_Recorded data:_
— begin —

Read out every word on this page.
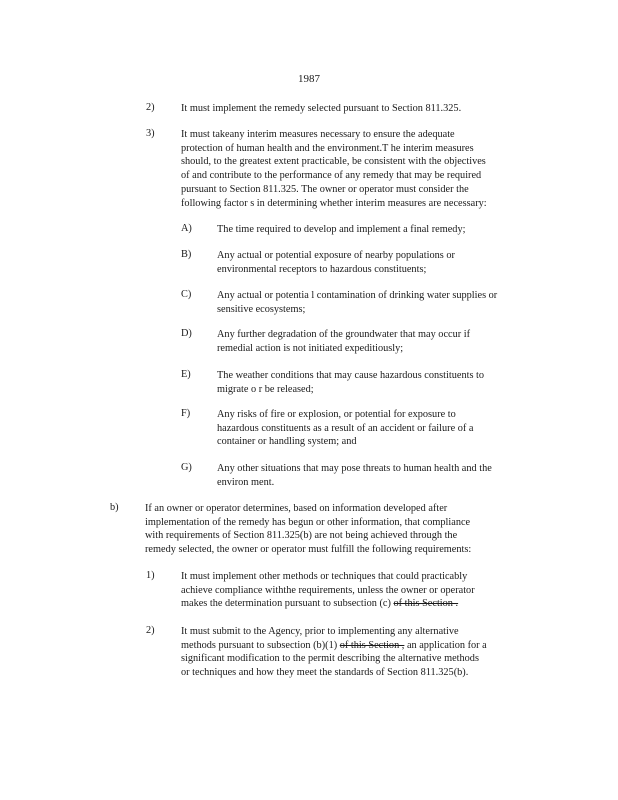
1987
2)	It must implement the remedy selected pursuant to Section 811.325.
3)	It must takeany interim measures necessary to ensure the adequate
protection of human health and the environment.T he interim measures
should, to the greatest extent practicable, be consistent with the objectives
of and contribute to the performance of any remedy that may be required
pursuant to Section 811.325. The owner or operator must consider the
following factor s in determining whether interim measures are necessary:
A) The time required to develop and implement a final remedy;
B) Any actual or potential exposure of nearby populations or
environmental receptors to hazardous constituents;
C) Any actual or potentia l contamination of drinking water supplies or
sensitive ecosystems;
D) Any further degradation of the groundwater that may occur if
remedial action is not initiated expeditiously;
E)	The weather conditions that may cause hazardous constituents to
migrate o r be released;
F)	Any risks of fire or explosion, or potential for exposure to
hazardous constituents as a result of an accident or failure of a
container or handling system; and
G) Any other situations that may pose threats to human health and the
environ ment.
b)	If an owner or operator determines, based on information developed after
implementation of the remedy has begun or other information, that compliance
with requirements of Section 811.325(b) are not being achieved through the
remedy selected, the owner or operator must fulfill the following requirements:
1)	It must implement other methods or techniques that could practicably
achieve compliance withthe requirements, unless the owner or operator
makes the determination pursuant to subsection (c) of this Section .
2)	It must submit to the Agency, prior to implementing any alternative
methods pursuant to subsection (b)(1) of this Section , an application for a
significant modification to the permit describing the alternative methods
or techniques and how they meet the standards of Section 811.325(b).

— end —

From the listing, copy every line where the string "constituents" appears.

_SOLVED PROBLEM:_
environmental receptors to hazardous constituents;
E)	The weather conditions that may cause hazardous constituents to
hazardous constituents as a result of an accident or failure of a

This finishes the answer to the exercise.